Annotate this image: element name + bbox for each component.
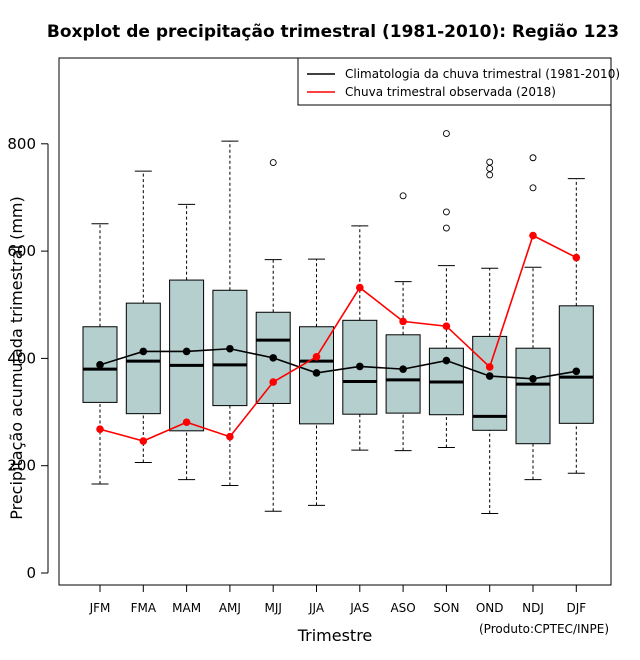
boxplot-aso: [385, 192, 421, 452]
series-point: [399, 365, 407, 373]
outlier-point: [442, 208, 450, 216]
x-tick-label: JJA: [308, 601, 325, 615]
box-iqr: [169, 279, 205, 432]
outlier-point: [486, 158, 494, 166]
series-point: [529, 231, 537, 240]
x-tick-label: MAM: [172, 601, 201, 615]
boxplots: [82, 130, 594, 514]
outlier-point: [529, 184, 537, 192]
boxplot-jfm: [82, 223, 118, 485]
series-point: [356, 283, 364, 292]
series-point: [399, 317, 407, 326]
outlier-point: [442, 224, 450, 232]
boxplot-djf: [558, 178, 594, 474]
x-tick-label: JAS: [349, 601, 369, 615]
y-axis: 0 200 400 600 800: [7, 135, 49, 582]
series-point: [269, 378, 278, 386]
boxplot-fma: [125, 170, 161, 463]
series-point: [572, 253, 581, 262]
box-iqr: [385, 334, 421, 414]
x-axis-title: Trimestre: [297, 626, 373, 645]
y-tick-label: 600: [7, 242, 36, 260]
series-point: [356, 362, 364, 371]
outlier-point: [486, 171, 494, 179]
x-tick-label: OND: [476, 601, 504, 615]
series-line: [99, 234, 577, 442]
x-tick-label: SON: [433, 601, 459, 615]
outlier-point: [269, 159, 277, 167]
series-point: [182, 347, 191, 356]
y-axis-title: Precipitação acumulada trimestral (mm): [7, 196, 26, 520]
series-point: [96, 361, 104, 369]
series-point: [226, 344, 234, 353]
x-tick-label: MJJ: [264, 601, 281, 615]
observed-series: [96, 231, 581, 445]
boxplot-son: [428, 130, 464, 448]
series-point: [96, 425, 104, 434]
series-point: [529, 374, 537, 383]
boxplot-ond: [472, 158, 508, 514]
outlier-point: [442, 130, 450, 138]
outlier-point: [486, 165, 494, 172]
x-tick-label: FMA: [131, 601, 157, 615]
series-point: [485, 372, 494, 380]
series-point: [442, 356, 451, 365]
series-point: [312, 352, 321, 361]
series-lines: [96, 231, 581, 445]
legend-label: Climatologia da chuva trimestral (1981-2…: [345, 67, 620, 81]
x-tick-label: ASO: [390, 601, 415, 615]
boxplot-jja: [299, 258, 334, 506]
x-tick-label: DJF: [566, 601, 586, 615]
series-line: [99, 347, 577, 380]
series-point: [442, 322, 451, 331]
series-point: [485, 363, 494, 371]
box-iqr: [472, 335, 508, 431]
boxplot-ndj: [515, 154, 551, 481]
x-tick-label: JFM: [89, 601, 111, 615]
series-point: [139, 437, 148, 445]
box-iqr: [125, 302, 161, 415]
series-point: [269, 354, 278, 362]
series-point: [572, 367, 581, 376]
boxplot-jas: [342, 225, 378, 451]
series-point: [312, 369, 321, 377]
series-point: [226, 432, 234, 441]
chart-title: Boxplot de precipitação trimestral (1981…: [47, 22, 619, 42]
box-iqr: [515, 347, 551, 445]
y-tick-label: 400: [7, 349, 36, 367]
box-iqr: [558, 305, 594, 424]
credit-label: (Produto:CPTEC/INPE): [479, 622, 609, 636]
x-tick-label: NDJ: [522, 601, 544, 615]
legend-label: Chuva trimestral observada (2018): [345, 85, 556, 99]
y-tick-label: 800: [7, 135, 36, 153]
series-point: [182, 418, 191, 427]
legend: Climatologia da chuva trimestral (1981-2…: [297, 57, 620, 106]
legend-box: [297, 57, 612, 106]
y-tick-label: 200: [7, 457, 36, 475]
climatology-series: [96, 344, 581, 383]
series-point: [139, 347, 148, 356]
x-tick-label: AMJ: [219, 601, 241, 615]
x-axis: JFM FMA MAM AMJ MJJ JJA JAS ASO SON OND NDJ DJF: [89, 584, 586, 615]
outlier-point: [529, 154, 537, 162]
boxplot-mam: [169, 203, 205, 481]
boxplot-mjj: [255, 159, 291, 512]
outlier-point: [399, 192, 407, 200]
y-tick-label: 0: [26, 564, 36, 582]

==

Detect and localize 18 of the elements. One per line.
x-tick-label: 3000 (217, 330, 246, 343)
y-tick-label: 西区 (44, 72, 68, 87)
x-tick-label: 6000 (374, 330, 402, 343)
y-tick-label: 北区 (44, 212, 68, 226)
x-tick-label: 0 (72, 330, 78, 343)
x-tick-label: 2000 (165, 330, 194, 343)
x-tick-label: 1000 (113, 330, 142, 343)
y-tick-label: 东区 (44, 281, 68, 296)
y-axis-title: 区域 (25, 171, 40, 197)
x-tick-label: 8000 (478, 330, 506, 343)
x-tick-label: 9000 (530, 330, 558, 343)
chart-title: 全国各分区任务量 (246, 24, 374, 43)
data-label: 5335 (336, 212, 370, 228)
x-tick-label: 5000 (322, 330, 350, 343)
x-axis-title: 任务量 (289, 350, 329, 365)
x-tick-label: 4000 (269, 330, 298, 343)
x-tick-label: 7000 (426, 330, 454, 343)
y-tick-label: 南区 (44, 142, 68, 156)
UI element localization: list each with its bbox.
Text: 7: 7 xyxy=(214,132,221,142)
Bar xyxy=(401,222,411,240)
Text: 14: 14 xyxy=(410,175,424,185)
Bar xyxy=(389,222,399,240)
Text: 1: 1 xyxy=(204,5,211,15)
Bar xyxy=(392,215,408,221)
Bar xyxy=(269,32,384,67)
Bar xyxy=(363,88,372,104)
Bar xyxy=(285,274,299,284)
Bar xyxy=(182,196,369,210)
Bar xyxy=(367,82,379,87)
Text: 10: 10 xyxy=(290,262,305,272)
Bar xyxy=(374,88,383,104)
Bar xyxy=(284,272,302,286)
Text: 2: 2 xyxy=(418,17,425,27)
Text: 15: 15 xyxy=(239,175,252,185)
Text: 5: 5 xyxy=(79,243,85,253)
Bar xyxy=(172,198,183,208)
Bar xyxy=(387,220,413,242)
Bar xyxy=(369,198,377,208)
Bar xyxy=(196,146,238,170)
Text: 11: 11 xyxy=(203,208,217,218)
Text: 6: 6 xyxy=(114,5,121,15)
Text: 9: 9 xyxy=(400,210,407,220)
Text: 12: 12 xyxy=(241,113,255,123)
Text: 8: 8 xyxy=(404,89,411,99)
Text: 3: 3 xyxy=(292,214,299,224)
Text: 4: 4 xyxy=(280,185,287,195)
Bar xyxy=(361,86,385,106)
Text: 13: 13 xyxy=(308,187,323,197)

◆ **Requirement**: Write out everything in the listing from the line containing "boxplot-aso: [385, 192, 421, 452]" down to the line containing "series-point: [269, 378, 278, 386]", with both of those lines included.

◆ **Solution to the exercise**:
boxplot-aso: [385, 192, 421, 452]
series-point: [399, 365, 407, 373]
outlier-point: [442, 208, 450, 216]
x-tick-label: JJA: [308, 601, 325, 615]
box-iqr: [169, 279, 205, 432]
outlier-point: [486, 158, 494, 166]
series-point: [529, 231, 537, 240]
x-tick-label: MAM: [172, 601, 201, 615]
boxplots: [82, 130, 594, 514]
outlier-point: [529, 184, 537, 192]
boxplot-jfm: [82, 223, 118, 485]
series-point: [356, 283, 364, 292]
series-point: [399, 317, 407, 326]
outlier-point: [442, 224, 450, 232]
boxplot-djf: [558, 178, 594, 474]
x-tick-label: JAS: [349, 601, 369, 615]
y-axis: 0 200 400 600 800: [7, 135, 49, 582]
series-point: [269, 378, 278, 386]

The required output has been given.